WORK TO COMPLETE -
Scan the entries below. List each line with "Entities".

SUPPLIED RECORDS -
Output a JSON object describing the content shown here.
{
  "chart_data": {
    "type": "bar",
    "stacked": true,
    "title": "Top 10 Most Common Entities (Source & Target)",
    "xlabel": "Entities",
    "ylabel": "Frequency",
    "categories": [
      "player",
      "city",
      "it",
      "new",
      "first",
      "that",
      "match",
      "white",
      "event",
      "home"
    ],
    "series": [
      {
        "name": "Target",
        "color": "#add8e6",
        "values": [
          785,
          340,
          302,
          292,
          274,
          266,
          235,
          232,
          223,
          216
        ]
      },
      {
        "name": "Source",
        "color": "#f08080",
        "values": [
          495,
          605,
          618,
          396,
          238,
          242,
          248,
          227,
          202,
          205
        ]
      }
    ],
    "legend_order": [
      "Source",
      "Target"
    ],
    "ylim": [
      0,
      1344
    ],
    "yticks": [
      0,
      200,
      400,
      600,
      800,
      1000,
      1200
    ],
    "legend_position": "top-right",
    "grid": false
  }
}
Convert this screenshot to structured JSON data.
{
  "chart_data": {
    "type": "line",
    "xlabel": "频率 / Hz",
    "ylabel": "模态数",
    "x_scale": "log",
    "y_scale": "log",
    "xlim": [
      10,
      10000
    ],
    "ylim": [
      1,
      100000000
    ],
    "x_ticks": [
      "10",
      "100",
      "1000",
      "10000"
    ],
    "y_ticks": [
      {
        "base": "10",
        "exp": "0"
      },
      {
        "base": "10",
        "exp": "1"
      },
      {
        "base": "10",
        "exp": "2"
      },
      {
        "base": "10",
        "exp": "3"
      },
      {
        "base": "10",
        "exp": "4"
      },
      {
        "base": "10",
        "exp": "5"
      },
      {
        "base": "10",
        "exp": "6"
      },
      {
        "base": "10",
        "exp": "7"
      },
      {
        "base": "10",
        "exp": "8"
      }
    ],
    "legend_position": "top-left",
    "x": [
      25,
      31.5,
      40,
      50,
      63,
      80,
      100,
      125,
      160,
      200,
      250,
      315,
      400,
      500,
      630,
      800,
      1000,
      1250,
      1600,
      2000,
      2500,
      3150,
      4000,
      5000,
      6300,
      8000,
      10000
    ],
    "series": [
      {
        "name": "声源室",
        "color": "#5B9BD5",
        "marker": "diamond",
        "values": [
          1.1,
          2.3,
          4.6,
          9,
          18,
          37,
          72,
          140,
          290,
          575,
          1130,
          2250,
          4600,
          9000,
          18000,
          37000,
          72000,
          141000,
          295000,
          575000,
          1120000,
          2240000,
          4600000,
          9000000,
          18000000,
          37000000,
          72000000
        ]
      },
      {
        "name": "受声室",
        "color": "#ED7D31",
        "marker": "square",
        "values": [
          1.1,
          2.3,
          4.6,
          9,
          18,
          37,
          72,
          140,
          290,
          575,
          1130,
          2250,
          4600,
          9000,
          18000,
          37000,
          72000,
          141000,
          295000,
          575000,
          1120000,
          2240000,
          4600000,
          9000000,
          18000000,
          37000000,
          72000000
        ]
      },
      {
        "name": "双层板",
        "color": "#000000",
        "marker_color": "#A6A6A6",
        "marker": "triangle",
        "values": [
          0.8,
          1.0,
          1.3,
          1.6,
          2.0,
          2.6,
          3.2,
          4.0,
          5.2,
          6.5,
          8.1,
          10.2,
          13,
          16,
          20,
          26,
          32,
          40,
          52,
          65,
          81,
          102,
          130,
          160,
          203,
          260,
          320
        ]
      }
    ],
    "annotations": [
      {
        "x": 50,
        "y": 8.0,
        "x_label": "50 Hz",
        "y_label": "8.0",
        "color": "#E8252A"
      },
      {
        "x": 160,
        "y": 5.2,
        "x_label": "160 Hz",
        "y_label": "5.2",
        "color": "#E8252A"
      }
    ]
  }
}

WRITTEN RESPONSE -
    "title": "Top 10 Most Common Entities (Source & Target)",
    "xlabel": "Entities",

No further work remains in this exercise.